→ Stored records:
******

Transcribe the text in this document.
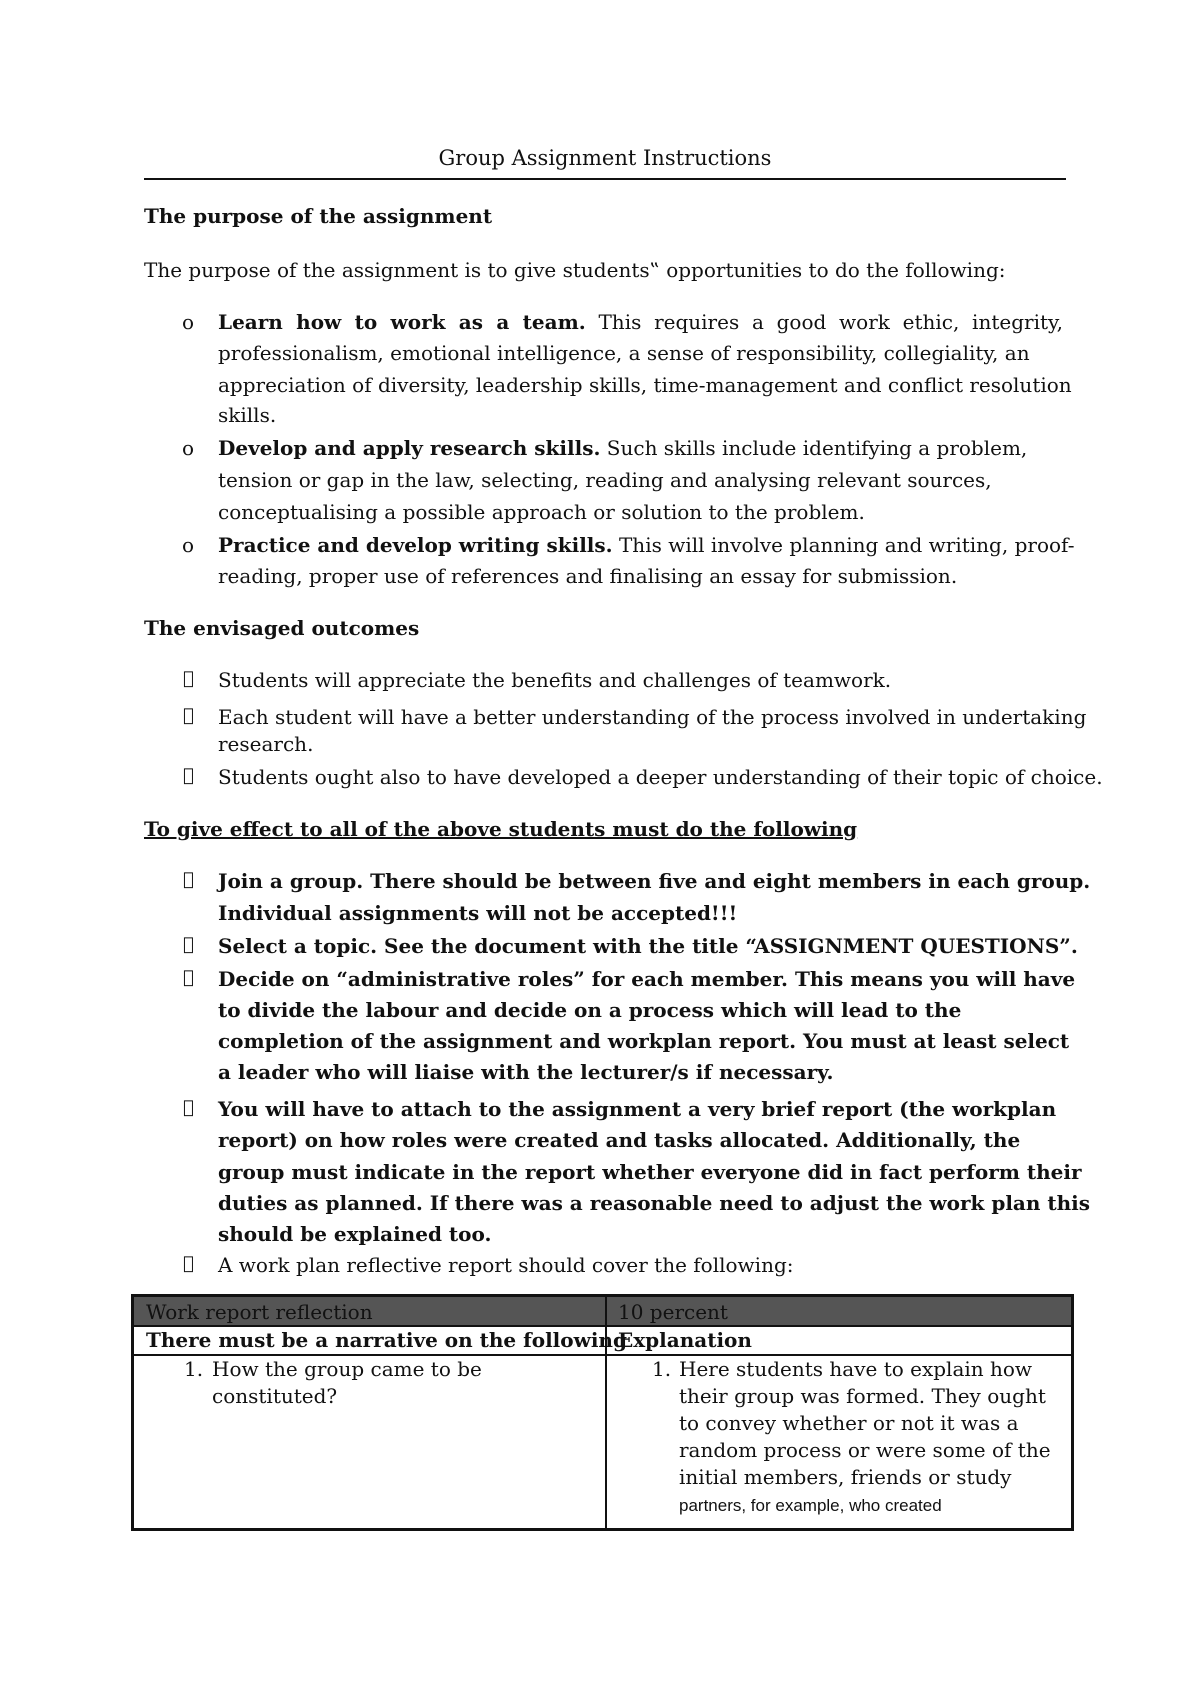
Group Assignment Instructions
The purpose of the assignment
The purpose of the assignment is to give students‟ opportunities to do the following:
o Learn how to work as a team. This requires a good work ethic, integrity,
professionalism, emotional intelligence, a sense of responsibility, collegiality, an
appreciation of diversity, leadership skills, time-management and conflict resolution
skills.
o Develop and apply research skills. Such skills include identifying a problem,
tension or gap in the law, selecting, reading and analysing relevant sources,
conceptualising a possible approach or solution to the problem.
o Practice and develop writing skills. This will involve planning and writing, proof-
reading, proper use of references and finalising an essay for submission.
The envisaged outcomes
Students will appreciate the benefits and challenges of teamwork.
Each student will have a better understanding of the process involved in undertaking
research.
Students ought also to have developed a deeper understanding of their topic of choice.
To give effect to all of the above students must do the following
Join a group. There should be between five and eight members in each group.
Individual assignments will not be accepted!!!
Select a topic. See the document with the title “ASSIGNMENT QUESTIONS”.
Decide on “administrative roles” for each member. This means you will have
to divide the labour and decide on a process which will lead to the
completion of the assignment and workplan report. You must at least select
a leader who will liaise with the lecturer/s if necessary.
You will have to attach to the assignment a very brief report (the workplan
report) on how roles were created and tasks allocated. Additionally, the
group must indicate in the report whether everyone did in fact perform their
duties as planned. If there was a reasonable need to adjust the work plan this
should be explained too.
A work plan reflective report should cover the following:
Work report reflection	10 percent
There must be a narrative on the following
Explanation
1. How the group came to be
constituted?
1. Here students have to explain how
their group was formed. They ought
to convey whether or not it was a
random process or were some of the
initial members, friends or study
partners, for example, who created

******

→ PROBLEM TO SOLVE:
Omit the images and transcribe all of the records above word for word.

→ ANSWER FOR THE TASK:
Transcribe the text in this document.
Group Assignment Instructions
The purpose of the assignment
The purpose of the assignment is to give students‟ opportunities to do the following:
o Learn how to work as a team. This requires a good work ethic, integrity,
professionalism, emotional intelligence, a sense of responsibility, collegiality, an
appreciation of diversity, leadership skills, time-management and conflict resolution
skills.
o Develop and apply research skills. Such skills include identifying a problem,
tension or gap in the law, selecting, reading and analysing relevant sources,
conceptualising a possible approach or solution to the problem.
o Practice and develop writing skills. This will involve planning and writing, proof-
reading, proper use of references and finalising an essay for submission.
The envisaged outcomes
Students will appreciate the benefits and challenges of teamwork.
Each student will have a better understanding of the process involved in undertaking
research.
Students ought also to have developed a deeper understanding of their topic of choice.
To give effect to all of the above students must do the following
Join a group. There should be between five and eight members in each group.
Individual assignments will not be accepted!!!
Select a topic. See the document with the title “ASSIGNMENT QUESTIONS”.
Decide on “administrative roles” for each member. This means you will have
to divide the labour and decide on a process which will lead to the
completion of the assignment and workplan report. You must at least select
a leader who will liaise with the lecturer/s if necessary.
You will have to attach to the assignment a very brief report (the workplan
report) on how roles were created and tasks allocated. Additionally, the
group must indicate in the report whether everyone did in fact perform their
duties as planned. If there was a reasonable need to adjust the work plan this
should be explained too.
A work plan reflective report should cover the following:
Work report reflection	10 percent
There must be a narrative on the following
Explanation
1. How the group came to be
constituted?
1. Here students have to explain how
their group was formed. They ought
to convey whether or not it was a
random process or were some of the
initial members, friends or study
partners, for example, who created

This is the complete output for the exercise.